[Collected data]
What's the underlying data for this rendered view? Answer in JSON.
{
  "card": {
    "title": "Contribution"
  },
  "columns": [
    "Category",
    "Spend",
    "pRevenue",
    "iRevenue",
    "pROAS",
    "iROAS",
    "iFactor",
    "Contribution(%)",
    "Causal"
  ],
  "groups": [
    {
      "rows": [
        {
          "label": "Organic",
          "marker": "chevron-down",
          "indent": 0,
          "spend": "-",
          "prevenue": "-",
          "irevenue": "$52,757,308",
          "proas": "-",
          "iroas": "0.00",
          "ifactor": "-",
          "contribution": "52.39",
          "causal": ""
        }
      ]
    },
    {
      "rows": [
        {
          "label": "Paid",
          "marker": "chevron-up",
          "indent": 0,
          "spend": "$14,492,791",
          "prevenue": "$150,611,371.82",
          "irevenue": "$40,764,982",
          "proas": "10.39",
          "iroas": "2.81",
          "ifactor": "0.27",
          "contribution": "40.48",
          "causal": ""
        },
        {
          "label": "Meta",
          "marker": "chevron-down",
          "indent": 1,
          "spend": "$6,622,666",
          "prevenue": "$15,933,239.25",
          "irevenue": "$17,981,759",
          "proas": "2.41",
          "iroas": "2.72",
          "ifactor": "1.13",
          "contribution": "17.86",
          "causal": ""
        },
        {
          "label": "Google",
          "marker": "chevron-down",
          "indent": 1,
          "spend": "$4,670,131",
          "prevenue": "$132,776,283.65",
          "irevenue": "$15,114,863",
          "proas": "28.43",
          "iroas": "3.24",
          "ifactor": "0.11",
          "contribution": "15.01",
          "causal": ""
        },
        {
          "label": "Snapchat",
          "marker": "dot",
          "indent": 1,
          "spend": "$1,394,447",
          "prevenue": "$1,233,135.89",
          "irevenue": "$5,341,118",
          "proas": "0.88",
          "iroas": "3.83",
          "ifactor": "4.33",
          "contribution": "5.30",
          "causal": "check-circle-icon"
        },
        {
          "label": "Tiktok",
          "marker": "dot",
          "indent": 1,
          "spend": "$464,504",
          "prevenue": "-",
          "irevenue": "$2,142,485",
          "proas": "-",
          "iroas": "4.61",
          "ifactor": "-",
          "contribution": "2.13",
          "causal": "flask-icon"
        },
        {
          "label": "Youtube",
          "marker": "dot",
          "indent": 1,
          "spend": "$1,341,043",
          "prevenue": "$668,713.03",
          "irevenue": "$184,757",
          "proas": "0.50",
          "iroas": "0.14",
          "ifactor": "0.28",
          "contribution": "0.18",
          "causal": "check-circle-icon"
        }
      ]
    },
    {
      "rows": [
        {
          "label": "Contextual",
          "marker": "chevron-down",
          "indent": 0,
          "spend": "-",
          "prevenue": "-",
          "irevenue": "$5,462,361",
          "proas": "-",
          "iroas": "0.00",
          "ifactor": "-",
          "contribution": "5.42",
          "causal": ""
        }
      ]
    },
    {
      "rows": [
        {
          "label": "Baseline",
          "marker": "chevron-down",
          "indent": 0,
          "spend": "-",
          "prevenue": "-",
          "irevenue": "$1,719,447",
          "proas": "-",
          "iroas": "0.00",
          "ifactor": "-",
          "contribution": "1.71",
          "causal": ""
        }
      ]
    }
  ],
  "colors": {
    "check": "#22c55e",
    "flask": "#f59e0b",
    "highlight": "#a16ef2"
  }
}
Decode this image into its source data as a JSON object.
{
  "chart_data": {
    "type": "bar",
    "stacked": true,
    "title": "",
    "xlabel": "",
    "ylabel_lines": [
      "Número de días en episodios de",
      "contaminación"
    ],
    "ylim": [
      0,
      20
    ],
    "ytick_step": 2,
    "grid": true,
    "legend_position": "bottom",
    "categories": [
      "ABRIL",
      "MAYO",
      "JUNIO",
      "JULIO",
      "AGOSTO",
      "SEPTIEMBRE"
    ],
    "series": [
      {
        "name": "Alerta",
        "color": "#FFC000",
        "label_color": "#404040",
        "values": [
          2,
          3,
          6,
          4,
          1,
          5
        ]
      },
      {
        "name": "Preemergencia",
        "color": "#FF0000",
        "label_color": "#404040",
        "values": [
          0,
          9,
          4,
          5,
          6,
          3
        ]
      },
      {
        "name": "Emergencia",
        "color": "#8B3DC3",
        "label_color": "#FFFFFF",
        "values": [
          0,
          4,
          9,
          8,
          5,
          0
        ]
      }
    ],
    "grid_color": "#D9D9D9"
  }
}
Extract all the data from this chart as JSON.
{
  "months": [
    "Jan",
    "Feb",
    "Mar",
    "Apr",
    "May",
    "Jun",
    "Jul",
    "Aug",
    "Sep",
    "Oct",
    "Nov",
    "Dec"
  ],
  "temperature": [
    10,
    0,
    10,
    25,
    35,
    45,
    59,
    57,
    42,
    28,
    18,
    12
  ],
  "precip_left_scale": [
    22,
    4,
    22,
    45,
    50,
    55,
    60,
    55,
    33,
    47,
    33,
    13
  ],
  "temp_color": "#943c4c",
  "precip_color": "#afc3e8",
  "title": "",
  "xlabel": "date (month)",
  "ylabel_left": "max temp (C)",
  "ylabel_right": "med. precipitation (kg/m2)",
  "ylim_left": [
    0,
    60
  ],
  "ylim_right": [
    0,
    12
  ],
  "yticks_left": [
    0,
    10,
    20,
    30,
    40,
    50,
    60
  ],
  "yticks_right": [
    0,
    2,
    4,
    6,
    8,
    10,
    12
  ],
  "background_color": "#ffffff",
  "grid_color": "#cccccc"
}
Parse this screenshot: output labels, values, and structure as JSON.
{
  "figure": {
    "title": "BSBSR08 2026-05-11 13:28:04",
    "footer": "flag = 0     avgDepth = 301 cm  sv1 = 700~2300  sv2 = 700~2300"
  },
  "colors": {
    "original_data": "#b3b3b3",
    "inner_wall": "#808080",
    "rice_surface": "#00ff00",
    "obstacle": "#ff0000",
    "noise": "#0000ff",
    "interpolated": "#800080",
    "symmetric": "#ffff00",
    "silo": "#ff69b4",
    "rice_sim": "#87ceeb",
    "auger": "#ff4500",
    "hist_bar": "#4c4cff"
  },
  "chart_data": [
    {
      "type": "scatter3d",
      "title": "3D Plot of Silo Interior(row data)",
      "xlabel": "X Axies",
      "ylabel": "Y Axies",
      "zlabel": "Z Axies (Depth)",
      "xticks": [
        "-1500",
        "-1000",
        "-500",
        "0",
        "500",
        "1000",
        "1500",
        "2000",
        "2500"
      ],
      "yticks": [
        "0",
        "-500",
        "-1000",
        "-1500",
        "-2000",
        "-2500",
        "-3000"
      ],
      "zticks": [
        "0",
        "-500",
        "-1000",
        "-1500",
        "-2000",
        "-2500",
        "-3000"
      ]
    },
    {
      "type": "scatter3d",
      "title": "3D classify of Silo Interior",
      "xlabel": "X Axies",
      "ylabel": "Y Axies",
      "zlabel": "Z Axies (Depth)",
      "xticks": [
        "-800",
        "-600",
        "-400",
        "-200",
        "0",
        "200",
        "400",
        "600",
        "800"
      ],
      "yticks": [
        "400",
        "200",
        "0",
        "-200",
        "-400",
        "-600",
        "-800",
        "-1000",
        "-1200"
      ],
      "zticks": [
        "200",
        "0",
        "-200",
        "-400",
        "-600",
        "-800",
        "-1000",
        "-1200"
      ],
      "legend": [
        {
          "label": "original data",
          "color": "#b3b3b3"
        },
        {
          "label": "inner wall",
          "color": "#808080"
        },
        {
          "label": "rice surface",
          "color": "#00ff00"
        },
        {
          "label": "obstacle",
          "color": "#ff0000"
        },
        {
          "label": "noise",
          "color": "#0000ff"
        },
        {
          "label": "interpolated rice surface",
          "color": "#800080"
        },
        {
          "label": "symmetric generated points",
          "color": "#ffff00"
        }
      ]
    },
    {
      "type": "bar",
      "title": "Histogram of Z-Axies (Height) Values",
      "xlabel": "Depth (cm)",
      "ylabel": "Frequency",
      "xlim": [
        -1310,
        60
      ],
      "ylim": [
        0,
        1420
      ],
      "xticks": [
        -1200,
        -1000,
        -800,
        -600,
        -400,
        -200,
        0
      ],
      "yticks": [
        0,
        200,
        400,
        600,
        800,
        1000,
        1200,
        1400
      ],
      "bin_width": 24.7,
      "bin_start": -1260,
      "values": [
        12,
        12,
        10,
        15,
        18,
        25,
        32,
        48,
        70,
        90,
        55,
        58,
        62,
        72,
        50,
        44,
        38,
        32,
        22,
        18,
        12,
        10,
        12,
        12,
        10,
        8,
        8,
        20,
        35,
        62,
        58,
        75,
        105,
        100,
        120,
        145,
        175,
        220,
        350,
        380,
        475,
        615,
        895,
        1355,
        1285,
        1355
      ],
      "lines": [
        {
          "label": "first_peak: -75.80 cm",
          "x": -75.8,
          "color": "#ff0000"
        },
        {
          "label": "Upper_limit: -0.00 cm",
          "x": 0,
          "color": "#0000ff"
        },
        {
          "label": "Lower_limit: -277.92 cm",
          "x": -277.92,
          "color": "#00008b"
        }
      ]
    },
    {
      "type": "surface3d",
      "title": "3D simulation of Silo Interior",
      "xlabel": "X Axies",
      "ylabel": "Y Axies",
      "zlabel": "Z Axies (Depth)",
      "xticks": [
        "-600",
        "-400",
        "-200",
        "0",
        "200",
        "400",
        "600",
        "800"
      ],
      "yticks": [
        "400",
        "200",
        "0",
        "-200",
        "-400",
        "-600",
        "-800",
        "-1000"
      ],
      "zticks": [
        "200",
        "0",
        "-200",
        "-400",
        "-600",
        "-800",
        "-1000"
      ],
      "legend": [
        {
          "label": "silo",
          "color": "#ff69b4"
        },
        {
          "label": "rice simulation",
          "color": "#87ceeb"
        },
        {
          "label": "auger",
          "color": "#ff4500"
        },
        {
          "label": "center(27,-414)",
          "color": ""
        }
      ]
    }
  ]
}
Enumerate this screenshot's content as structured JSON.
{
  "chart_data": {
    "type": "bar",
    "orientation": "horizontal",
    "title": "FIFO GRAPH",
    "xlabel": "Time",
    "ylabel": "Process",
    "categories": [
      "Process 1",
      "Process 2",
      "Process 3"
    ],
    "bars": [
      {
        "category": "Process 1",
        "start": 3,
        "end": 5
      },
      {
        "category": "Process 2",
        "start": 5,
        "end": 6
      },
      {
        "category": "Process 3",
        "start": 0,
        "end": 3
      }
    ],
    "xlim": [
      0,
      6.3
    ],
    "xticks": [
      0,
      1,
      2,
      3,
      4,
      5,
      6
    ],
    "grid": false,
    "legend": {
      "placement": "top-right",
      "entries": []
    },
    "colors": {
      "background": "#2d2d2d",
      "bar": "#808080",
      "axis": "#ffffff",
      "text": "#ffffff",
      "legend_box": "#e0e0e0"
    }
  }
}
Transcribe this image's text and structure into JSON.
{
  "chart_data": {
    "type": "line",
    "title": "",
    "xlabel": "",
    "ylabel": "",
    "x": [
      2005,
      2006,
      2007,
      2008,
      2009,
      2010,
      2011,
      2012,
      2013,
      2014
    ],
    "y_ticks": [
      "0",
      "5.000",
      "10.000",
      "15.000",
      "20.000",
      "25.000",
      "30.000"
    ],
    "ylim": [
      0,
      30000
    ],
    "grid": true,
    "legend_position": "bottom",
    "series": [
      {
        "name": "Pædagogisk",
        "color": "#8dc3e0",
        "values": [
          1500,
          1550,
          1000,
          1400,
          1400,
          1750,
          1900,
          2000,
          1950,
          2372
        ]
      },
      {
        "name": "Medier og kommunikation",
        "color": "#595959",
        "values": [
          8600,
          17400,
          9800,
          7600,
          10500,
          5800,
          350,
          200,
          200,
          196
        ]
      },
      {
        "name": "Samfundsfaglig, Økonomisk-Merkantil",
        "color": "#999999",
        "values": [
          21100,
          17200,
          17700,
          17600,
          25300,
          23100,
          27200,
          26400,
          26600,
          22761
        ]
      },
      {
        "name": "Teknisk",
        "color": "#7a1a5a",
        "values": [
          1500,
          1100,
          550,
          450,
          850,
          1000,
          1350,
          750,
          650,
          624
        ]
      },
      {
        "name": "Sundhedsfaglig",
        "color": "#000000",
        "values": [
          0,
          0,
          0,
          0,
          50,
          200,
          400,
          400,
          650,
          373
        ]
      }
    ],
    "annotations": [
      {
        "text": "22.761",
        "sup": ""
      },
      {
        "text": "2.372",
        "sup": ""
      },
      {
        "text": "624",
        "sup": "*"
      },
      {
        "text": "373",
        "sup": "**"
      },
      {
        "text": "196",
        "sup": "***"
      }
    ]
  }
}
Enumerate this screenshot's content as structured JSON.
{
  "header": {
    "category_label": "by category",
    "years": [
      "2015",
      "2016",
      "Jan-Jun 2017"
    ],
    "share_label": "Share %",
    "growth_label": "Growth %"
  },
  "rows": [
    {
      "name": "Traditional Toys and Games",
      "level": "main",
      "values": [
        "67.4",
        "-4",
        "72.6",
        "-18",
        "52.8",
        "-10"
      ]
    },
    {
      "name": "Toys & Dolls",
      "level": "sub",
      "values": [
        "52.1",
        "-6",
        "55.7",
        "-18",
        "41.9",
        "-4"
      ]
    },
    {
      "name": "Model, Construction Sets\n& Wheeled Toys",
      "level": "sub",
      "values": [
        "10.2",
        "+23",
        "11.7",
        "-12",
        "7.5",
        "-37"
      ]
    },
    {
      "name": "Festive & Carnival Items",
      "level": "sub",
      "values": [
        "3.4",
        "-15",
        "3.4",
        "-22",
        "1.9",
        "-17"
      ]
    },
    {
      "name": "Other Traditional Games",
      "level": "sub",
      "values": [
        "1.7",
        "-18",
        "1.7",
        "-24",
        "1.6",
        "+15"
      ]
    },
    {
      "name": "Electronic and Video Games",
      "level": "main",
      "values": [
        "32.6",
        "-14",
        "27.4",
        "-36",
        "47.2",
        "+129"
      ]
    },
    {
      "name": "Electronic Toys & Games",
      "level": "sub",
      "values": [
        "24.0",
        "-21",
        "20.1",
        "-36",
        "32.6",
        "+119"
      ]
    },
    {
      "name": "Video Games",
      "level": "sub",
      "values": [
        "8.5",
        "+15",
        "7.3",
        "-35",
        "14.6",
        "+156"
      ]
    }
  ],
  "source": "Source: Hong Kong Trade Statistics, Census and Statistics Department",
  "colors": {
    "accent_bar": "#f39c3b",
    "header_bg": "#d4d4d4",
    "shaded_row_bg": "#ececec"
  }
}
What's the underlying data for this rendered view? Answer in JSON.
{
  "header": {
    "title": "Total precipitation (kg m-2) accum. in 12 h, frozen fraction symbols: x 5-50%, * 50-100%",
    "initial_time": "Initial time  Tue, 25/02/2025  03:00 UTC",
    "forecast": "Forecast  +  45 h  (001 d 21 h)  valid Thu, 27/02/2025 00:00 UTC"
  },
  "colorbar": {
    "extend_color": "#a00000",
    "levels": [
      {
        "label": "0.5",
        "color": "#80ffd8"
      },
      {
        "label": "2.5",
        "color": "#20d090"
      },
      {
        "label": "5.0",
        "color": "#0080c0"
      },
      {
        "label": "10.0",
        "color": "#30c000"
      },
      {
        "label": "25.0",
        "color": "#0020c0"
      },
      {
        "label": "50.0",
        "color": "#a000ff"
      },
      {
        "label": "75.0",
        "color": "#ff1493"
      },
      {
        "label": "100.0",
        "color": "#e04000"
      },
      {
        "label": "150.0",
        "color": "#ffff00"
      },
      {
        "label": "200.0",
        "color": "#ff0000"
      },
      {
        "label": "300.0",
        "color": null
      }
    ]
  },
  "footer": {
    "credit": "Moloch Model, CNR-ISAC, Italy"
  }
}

* **STATED PROBLEM**
Where a line above contains the word "Video", copy that line.

* **COMPLETED TASK**
      "name": "Electronic and Video Games",
      "name": "Video Games",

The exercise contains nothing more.